● **Directive**:
Using the material below, copy every line where "szakirány" appears.

··· Supplied material ···

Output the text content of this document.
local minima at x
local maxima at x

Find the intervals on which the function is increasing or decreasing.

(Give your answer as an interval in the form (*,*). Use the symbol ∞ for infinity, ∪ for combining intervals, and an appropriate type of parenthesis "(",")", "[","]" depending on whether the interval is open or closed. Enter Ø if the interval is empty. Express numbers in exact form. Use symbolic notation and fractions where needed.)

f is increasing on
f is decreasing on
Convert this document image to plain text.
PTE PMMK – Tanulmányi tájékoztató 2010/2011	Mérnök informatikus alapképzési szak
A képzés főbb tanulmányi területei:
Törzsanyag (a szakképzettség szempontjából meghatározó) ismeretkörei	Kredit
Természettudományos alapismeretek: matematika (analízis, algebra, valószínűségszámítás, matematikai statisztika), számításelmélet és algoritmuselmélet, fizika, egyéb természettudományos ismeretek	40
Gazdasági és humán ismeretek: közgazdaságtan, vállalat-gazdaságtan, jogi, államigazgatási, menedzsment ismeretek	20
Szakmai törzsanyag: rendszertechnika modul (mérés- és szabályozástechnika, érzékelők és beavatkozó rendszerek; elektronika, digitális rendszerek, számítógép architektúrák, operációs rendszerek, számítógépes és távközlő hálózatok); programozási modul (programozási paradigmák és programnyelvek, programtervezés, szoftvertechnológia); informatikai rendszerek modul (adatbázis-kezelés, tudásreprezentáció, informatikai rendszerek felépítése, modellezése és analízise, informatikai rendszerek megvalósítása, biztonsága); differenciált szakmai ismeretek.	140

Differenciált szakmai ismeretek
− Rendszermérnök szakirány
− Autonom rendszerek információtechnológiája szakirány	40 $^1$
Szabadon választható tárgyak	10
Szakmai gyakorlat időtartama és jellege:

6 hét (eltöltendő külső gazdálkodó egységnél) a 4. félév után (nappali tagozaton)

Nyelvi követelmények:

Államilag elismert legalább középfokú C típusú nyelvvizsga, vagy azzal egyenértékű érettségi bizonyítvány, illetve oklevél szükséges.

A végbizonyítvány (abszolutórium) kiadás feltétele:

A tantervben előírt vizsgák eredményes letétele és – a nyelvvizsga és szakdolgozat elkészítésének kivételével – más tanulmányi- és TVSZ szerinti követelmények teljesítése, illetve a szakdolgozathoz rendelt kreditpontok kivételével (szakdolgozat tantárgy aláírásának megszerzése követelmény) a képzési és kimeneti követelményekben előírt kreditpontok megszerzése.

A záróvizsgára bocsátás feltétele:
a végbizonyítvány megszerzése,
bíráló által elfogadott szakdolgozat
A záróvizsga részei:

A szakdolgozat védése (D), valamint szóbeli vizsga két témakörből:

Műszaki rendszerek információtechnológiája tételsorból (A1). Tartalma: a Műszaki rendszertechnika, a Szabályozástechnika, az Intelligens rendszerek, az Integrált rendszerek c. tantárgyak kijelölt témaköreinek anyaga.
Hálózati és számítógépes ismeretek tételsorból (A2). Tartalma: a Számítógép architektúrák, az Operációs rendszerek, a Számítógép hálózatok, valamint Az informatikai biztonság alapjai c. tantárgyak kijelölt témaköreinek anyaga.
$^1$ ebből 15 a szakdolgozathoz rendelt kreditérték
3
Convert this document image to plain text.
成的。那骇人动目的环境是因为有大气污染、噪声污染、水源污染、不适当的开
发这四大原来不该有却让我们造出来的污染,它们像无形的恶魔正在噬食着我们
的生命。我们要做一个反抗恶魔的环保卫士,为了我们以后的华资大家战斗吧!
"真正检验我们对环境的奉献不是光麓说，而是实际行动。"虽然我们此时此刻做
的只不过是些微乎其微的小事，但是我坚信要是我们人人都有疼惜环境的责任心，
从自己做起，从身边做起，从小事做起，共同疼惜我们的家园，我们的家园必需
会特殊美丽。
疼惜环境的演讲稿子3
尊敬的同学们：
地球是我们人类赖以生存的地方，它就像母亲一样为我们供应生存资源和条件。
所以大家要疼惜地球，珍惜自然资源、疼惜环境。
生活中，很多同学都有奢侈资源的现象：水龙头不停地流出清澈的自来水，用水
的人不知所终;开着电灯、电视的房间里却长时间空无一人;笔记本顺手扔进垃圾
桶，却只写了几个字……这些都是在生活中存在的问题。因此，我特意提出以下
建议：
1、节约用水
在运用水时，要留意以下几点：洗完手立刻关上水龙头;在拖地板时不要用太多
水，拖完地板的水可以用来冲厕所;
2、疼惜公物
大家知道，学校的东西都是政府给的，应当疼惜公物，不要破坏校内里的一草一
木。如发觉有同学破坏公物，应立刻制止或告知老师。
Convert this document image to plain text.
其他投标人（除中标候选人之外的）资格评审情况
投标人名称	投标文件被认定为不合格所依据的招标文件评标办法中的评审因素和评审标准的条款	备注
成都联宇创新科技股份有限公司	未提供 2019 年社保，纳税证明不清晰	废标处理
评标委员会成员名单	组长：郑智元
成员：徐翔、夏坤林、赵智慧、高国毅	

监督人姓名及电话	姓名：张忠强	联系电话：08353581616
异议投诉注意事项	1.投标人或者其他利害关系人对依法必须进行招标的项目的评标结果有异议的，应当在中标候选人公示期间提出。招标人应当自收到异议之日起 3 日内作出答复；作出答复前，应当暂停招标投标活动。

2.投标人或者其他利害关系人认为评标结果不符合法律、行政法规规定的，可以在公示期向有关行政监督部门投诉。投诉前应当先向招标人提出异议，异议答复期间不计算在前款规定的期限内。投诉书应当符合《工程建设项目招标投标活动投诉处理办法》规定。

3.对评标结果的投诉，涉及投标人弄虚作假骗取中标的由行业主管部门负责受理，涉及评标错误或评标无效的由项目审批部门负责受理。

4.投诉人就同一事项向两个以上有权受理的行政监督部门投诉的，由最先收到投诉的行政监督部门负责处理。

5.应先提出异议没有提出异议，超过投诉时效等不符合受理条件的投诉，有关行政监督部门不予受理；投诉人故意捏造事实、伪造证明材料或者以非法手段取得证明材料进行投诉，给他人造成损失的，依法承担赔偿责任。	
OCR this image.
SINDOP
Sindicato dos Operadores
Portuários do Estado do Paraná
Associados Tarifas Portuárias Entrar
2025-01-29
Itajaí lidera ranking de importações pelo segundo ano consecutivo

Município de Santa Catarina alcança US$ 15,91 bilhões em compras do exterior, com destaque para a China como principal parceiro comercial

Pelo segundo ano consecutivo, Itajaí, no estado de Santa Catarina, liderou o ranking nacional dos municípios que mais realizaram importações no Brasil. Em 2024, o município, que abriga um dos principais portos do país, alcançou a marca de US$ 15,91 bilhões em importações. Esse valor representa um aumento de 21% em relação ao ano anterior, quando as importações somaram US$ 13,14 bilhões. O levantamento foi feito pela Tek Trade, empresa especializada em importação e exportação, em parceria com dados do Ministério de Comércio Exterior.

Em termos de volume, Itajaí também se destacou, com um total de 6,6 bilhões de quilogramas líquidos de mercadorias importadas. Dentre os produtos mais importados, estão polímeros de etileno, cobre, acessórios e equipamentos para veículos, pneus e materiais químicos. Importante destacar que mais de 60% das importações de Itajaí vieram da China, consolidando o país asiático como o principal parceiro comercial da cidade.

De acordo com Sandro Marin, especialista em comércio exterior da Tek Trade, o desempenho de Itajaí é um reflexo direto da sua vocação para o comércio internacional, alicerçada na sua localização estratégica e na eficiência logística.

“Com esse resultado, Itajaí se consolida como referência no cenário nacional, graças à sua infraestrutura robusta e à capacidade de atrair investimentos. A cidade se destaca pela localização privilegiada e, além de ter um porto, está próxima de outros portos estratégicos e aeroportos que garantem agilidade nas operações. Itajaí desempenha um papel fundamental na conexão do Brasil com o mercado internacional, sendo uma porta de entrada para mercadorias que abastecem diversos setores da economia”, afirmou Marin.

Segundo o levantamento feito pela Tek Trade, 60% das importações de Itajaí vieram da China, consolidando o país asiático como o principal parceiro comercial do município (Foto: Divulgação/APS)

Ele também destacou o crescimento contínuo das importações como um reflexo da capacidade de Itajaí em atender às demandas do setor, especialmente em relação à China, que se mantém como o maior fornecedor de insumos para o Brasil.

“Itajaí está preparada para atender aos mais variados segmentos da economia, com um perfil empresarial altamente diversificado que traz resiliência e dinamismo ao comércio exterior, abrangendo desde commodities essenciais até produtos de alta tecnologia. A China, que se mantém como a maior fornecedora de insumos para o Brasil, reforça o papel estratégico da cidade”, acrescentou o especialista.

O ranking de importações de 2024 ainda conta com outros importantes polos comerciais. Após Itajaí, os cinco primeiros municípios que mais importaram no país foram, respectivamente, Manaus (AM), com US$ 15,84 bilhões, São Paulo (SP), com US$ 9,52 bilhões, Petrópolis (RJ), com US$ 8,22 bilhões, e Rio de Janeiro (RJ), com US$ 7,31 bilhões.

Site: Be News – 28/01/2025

···

● **The solution**:
− Rendszermérnök szakirány
− Autonom rendszerek információtechnológiája szakirány	40 $^1$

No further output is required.